§ **Task goal**
Take from the listing each line that has the string "species".

::::

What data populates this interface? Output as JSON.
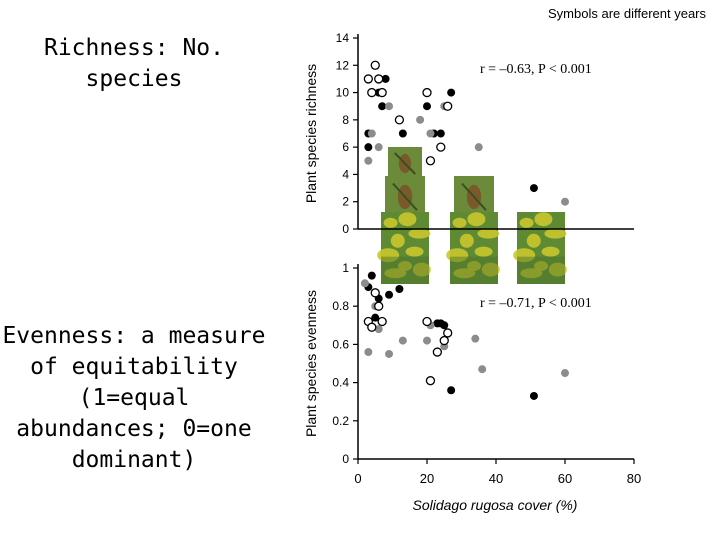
{
  "note": "Symbols are different years",
  "left_text": {
    "richness": "Richness: No. species",
    "evenness": "Evenness: a measure of equitability (1=equal abundances; 0=one dominant)"
  },
  "colors": {
    "series_a": "#000000",
    "series_b": "#8c8c8c",
    "series_c_stroke": "#000000",
    "plant_yellow": "#c9c62c",
    "plant_green": "#5f8a34",
    "beetle_brown": "#7a5a2a"
  },
  "icons": [
    "goldenrod-plant-photo",
    "beetle-photo"
  ],
  "chart_data": [
    {
      "type": "scatter",
      "ylabel": "Plant species richness",
      "xlabel": "",
      "xlim": [
        0,
        80
      ],
      "ylim": [
        0,
        14
      ],
      "yticks": [
        "0",
        "2",
        "4",
        "6",
        "8",
        "10",
        "12",
        "14"
      ],
      "annotation": "r = –0.63, P < 0.001",
      "series": [
        {
          "style": "black-filled",
          "x": [
            3,
            3,
            4,
            6,
            7,
            8,
            12,
            13,
            20,
            22,
            24,
            27,
            51
          ],
          "y": [
            7,
            6,
            10,
            10,
            9,
            11,
            8,
            7,
            9,
            7,
            7,
            10,
            3
          ]
        },
        {
          "style": "gray-filled",
          "x": [
            3,
            4,
            5,
            6,
            7,
            9,
            12,
            18,
            21,
            25,
            35,
            60
          ],
          "y": [
            5,
            7,
            12,
            6,
            10,
            9,
            8,
            8,
            7,
            9,
            6,
            2
          ]
        },
        {
          "style": "open",
          "x": [
            3,
            4,
            5,
            6,
            7,
            12,
            20,
            21,
            24,
            26
          ],
          "y": [
            11,
            10,
            12,
            11,
            10,
            8,
            10,
            5,
            6,
            9
          ]
        }
      ]
    },
    {
      "type": "scatter",
      "ylabel": "Plant species evenness",
      "xlabel": "Solidago rugosa cover (%)",
      "xlim": [
        0,
        80
      ],
      "ylim": [
        0,
        1
      ],
      "xticks": [
        "0",
        "20",
        "40",
        "60",
        "80"
      ],
      "yticks": [
        "0",
        "0.2",
        "0.4",
        "0.6",
        "0.8",
        "1"
      ],
      "annotation": "r = –0.71, P < 0.001",
      "series": [
        {
          "style": "black-filled",
          "x": [
            3,
            4,
            5,
            6,
            9,
            12,
            23,
            24,
            25,
            27,
            51
          ],
          "y": [
            0.9,
            0.96,
            0.74,
            0.84,
            0.86,
            0.89,
            0.71,
            0.71,
            0.7,
            0.36,
            0.33
          ]
        },
        {
          "style": "gray-filled",
          "x": [
            2,
            3,
            5,
            6,
            9,
            13,
            20,
            21,
            25,
            34,
            36,
            60
          ],
          "y": [
            0.92,
            0.56,
            0.8,
            0.68,
            0.55,
            0.62,
            0.62,
            0.7,
            0.59,
            0.63,
            0.47,
            0.45
          ]
        },
        {
          "style": "open",
          "x": [
            3,
            4,
            5,
            6,
            7,
            20,
            21,
            23,
            25,
            26
          ],
          "y": [
            0.72,
            0.69,
            0.87,
            0.8,
            0.72,
            0.72,
            0.41,
            0.56,
            0.62,
            0.66
          ]
        }
      ]
    }
  ]
}
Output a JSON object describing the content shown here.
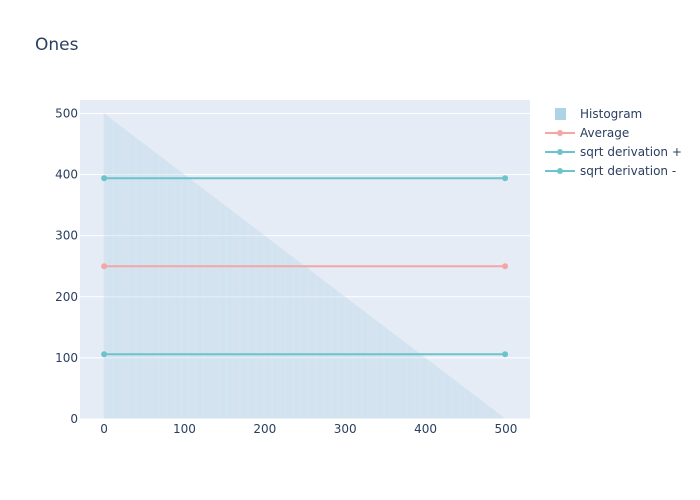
{
  "chart_data": {
    "type": "bar+line",
    "title": "Ones",
    "xlabel": "",
    "ylabel": "",
    "xlim": [
      -30,
      530
    ],
    "ylim": [
      0,
      522
    ],
    "xticks": [
      0,
      100,
      200,
      300,
      400,
      500
    ],
    "yticks": [
      0,
      100,
      200,
      300,
      400,
      500
    ],
    "grid": true,
    "legend_position": "top-right",
    "histogram": {
      "name": "Histogram",
      "color": "#a6cee3",
      "x_range": [
        0,
        499
      ],
      "description": "bar value at x",
      "values_formula": {
        "y_at_x0": 500,
        "y_at_x499": 1,
        "step": -1
      }
    },
    "series": [
      {
        "name": "Average",
        "type": "line",
        "color": "#f4a6a6",
        "x": [
          0,
          499
        ],
        "y": [
          250,
          250
        ]
      },
      {
        "name": "sqrt derivation +",
        "type": "line",
        "color": "#6cc3c9",
        "x": [
          0,
          499
        ],
        "y": [
          394,
          394
        ]
      },
      {
        "name": "sqrt derivation -",
        "type": "line",
        "color": "#6cc3c9",
        "x": [
          0,
          499
        ],
        "y": [
          106,
          106
        ]
      }
    ],
    "colors": {
      "plot_bg": "#e5ecf6",
      "grid": "#ffffff",
      "text": "#2a3f5f"
    }
  }
}
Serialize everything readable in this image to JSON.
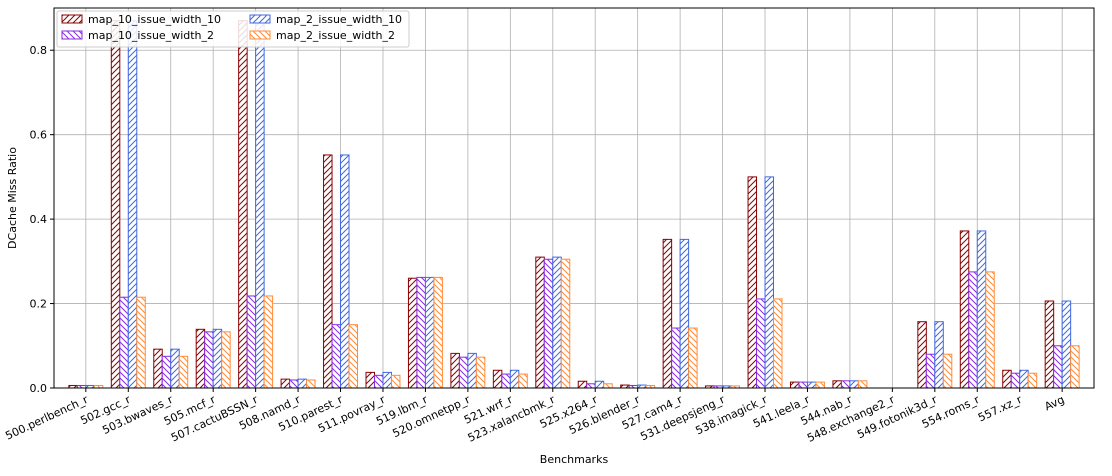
{
  "chart_data": {
    "type": "bar",
    "title": "",
    "xlabel": "Benchmarks",
    "ylabel": "DCache Miss Ratio",
    "ylim": [
      0,
      0.9
    ],
    "yticks": [
      "0.0",
      "0.2",
      "0.4",
      "0.6",
      "0.8"
    ],
    "ytick_values": [
      0.0,
      0.2,
      0.4,
      0.6,
      0.8
    ],
    "grid": true,
    "legend_position": "top-left",
    "categories": [
      "500.perlbench_r",
      "502.gcc_r",
      "503.bwaves_r",
      "505.mcf_r",
      "507.cactuBSSN_r",
      "508.namd_r",
      "510.parest_r",
      "511.povray_r",
      "519.lbm_r",
      "520.omnetpp_r",
      "521.wrf_r",
      "523.xalancbmk_r",
      "525.x264_r",
      "526.blender_r",
      "527.cam4_r",
      "531.deepsjeng_r",
      "538.imagick_r",
      "541.leela_r",
      "544.nab_r",
      "548.exchange2_r",
      "549.fotonik3d_r",
      "554.roms_r",
      "557.xz_r",
      "Avg"
    ],
    "series": [
      {
        "name": "map_10_issue_width_10",
        "color": "#8b0000",
        "hatch": "forward",
        "values": [
          0.006,
          0.87,
          0.092,
          0.139,
          0.87,
          0.021,
          0.552,
          0.037,
          0.26,
          0.082,
          0.042,
          0.31,
          0.016,
          0.007,
          0.352,
          0.005,
          0.5,
          0.014,
          0.017,
          0.0,
          0.157,
          0.372,
          0.042,
          0.206
        ]
      },
      {
        "name": "map_10_issue_width_2",
        "color": "#8a2be2",
        "hatch": "back",
        "values": [
          0.006,
          0.215,
          0.075,
          0.133,
          0.218,
          0.019,
          0.15,
          0.03,
          0.262,
          0.073,
          0.033,
          0.305,
          0.01,
          0.006,
          0.142,
          0.005,
          0.211,
          0.014,
          0.017,
          0.0,
          0.08,
          0.275,
          0.035,
          0.1
        ]
      },
      {
        "name": "map_2_issue_width_10",
        "color": "#4169e1",
        "hatch": "forward",
        "values": [
          0.006,
          0.87,
          0.092,
          0.139,
          0.87,
          0.021,
          0.552,
          0.037,
          0.262,
          0.082,
          0.042,
          0.31,
          0.016,
          0.007,
          0.352,
          0.005,
          0.5,
          0.014,
          0.017,
          0.0,
          0.157,
          0.372,
          0.042,
          0.206
        ]
      },
      {
        "name": "map_2_issue_width_2",
        "color": "#ff8c3a",
        "hatch": "back",
        "values": [
          0.006,
          0.215,
          0.075,
          0.133,
          0.218,
          0.019,
          0.15,
          0.03,
          0.262,
          0.073,
          0.033,
          0.305,
          0.01,
          0.006,
          0.142,
          0.005,
          0.211,
          0.014,
          0.017,
          0.0,
          0.08,
          0.275,
          0.035,
          0.1
        ]
      }
    ]
  }
}
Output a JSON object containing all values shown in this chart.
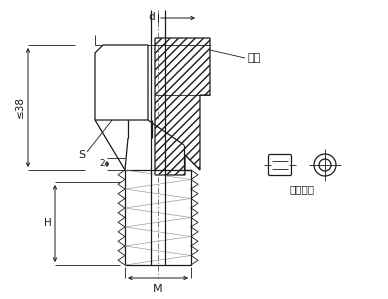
{
  "bg_color": "#ffffff",
  "line_color": "#1a1a1a",
  "figsize": [
    3.88,
    2.99
  ],
  "dpi": 100,
  "labels": {
    "d": "d",
    "s": "S",
    "approx38": "≤38",
    "h": "H",
    "m": "M",
    "two": "2",
    "kasetto": "卡套",
    "movable_kasetto": "可動卡套"
  }
}
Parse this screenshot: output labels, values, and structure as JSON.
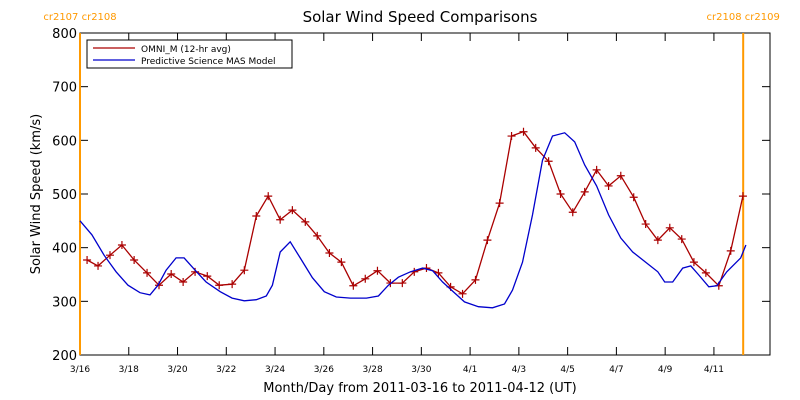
{
  "chart_data": {
    "type": "line",
    "title": "Solar Wind Speed Comparisons",
    "xlabel": "Month/Day from 2011-03-16 to 2011-04-12 (UT)",
    "ylabel": "Solar Wind Speed (km/s)",
    "xlim": [
      0,
      28.3
    ],
    "ylim": [
      200,
      800
    ],
    "xticks": [
      {
        "value": 0,
        "label": "3/16"
      },
      {
        "value": 2,
        "label": "3/18"
      },
      {
        "value": 4,
        "label": "3/20"
      },
      {
        "value": 6,
        "label": "3/22"
      },
      {
        "value": 8,
        "label": "3/24"
      },
      {
        "value": 10,
        "label": "3/26"
      },
      {
        "value": 12,
        "label": "3/28"
      },
      {
        "value": 14,
        "label": "3/30"
      },
      {
        "value": 16,
        "label": "4/1"
      },
      {
        "value": 18,
        "label": "4/3"
      },
      {
        "value": 20,
        "label": "4/5"
      },
      {
        "value": 22,
        "label": "4/7"
      },
      {
        "value": 24,
        "label": "4/9"
      },
      {
        "value": 26,
        "label": "4/11"
      }
    ],
    "yticks": [
      200,
      300,
      400,
      500,
      600,
      700,
      800
    ],
    "grid": false,
    "legend": "top-left",
    "annotations": [
      {
        "text": "cr2107 cr2108",
        "x": 0,
        "color": "#ff9900"
      },
      {
        "text": "cr2108 cr2109",
        "x": 27.2,
        "color": "#ff9900"
      }
    ],
    "series": [
      {
        "name": "OMNI_M (12-hr avg)",
        "color": "#aa0000",
        "markers": true,
        "x": [
          0.29,
          0.74,
          1.23,
          1.72,
          2.22,
          2.75,
          3.24,
          3.74,
          4.23,
          4.72,
          5.22,
          5.71,
          6.24,
          6.74,
          7.23,
          7.72,
          8.21,
          8.71,
          9.24,
          9.73,
          10.23,
          10.72,
          11.21,
          11.7,
          12.2,
          12.73,
          13.22,
          13.71,
          14.21,
          14.7,
          15.2,
          15.69,
          16.22,
          16.71,
          17.21,
          17.7,
          18.19,
          18.69,
          19.22,
          19.71,
          20.21,
          20.7,
          21.19,
          21.68,
          22.18,
          22.71,
          23.2,
          23.7,
          24.19,
          24.68,
          25.18,
          25.67,
          26.2,
          26.69,
          27.19
        ],
        "values": [
          377,
          366,
          386,
          405,
          377,
          353,
          330,
          351,
          336,
          355,
          347,
          330,
          332,
          358,
          459,
          496,
          452,
          470,
          448,
          422,
          390,
          373,
          329,
          342,
          357,
          334,
          334,
          355,
          362,
          353,
          327,
          314,
          340,
          414,
          483,
          608,
          616,
          586,
          561,
          500,
          466,
          504,
          545,
          515,
          534,
          494,
          444,
          414,
          437,
          416,
          373,
          353,
          329,
          394,
          496
        ]
      },
      {
        "name": "Predictive Science MAS Model",
        "color": "#0000cc",
        "markers": false,
        "x": [
          0,
          0.49,
          0.99,
          1.48,
          1.97,
          2.46,
          2.87,
          3.2,
          3.53,
          3.94,
          4.27,
          4.72,
          5.17,
          5.75,
          6.24,
          6.74,
          7.23,
          7.64,
          7.89,
          8.21,
          8.62,
          9.03,
          9.53,
          10.02,
          10.51,
          11.09,
          11.75,
          12.24,
          12.65,
          13.06,
          13.55,
          14.05,
          14.46,
          14.87,
          15.28,
          15.77,
          16.34,
          16.92,
          17.41,
          17.74,
          18.15,
          18.56,
          18.97,
          19.38,
          19.88,
          20.29,
          20.7,
          21.19,
          21.68,
          22.18,
          22.67,
          23.2,
          23.7,
          23.98,
          24.31,
          24.72,
          25.05,
          25.38,
          25.79,
          26.12,
          26.53,
          27.1,
          27.31
        ],
        "values": [
          450,
          424,
          386,
          355,
          330,
          316,
          312,
          330,
          358,
          381,
          381,
          358,
          336,
          318,
          306,
          301,
          303,
          310,
          330,
          392,
          411,
          381,
          344,
          318,
          308,
          306,
          306,
          310,
          330,
          345,
          355,
          362,
          357,
          336,
          319,
          299,
          290,
          288,
          295,
          321,
          373,
          461,
          563,
          608,
          614,
          597,
          554,
          515,
          461,
          418,
          392,
          373,
          355,
          336,
          336,
          362,
          366,
          349,
          327,
          329,
          355,
          381,
          405
        ]
      }
    ]
  }
}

::::

§ **Expected answer**
    "richness": "Richness: No. species",
      "ylabel": "Plant species richness",
      "ylabel": "Plant species evenness",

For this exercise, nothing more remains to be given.